==== PASSAGE TO READ
Not receiving millions from Pfizer: CNN's Anderson Cooper. Photo / AP

A roundup of some of the most popular but completely untrue stories and visuals of the week. None of these are legit, even though they were shared widely on social media. The Associated Press checked them out. Here are the facts.

Video of helicopter conducting a planned burn doesn’t show Canada wildfires are a ‘set up’

CLAIM: A video of a helicopter dropping flames on treetops in Canada shows wildfires in the country are “a set up”.

THE FACTS: The footage shows firefighters conducting a planned burn last weekend on the Donnie Creek wildfire in northeastern British Columbia. The ignition was being used to help contain the fire by taking away fuel, not to spread it. Yet social media users misrepresented footage of the containment efforts to baselessly claim it shows that the fires were deliberately lit. A video shared on Instagram, TikTok and Twitter shows a yellow helicopter flying above a forest filled with smoke, as a helitorch suspended from the chopper emits flames. The next shot shows a forest ablaze. Text overlaid on the footage reads: “it was a set up.”
========
— TASK ITEM —
Copy the part of the fact-check roundup starting at "Not receiving millions" and ending at "are the facts.", word for word.
==== SOURCE DATA
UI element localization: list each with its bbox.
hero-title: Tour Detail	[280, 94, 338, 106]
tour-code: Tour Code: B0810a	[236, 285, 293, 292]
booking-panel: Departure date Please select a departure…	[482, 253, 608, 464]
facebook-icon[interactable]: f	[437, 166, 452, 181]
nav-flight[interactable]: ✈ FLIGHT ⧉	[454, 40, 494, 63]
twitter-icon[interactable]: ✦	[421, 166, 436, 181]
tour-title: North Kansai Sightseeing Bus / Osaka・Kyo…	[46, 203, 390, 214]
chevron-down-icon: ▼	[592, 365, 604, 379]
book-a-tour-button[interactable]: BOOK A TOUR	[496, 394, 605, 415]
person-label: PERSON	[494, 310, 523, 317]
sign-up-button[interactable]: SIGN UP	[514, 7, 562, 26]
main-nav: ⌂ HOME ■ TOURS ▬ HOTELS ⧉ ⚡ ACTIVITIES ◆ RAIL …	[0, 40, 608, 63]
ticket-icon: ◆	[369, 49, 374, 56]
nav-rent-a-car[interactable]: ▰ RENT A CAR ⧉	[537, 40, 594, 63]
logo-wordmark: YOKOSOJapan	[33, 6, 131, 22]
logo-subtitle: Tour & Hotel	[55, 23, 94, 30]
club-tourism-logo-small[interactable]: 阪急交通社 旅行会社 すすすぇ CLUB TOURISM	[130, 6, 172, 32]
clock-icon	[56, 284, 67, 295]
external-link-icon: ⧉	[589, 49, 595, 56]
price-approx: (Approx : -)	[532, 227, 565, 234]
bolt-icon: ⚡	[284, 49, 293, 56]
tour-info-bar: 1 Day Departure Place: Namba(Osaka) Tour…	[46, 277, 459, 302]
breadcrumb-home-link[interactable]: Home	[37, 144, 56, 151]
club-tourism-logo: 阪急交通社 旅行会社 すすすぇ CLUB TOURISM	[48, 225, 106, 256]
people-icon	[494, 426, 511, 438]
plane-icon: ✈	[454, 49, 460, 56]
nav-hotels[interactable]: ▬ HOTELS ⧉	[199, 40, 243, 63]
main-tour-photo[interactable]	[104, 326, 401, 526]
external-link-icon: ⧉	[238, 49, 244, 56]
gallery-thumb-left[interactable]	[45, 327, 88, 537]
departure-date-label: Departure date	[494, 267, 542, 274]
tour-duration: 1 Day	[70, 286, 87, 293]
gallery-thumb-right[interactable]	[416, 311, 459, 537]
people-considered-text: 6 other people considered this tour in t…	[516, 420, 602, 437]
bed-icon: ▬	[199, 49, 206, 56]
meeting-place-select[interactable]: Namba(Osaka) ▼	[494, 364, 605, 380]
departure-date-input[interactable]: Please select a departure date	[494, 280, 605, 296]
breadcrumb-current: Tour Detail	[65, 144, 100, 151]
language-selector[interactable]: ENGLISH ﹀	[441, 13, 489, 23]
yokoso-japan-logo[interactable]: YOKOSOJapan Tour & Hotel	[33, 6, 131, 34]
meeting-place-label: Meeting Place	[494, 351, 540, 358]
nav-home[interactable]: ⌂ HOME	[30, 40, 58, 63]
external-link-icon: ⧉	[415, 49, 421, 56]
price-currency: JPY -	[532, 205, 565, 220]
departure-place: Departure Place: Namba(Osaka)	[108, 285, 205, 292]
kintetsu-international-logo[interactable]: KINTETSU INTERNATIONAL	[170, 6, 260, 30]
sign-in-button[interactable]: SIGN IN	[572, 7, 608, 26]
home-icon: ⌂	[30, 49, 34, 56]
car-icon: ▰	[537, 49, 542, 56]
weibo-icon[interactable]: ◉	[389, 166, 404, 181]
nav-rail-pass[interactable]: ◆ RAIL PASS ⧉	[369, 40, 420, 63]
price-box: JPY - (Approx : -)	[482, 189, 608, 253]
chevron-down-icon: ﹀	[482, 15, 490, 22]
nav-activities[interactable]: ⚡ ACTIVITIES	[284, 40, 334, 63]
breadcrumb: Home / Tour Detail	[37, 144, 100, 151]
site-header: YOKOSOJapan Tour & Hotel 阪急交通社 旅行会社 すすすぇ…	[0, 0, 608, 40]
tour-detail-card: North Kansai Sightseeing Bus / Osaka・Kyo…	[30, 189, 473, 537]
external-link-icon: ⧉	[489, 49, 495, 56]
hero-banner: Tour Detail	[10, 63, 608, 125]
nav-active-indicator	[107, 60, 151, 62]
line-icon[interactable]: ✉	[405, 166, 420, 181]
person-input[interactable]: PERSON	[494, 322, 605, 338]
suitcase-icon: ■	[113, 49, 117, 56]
========
— TASK SOLUTION —
Not receiving millions from Pfizer: CNN's Anderson Cooper. Photo / AP

A roundup of some of the most popular but completely untrue stories and visuals of the week. None of these are legit, even though they were shared widely on social media. The Associated Press checked them out. Here are the facts.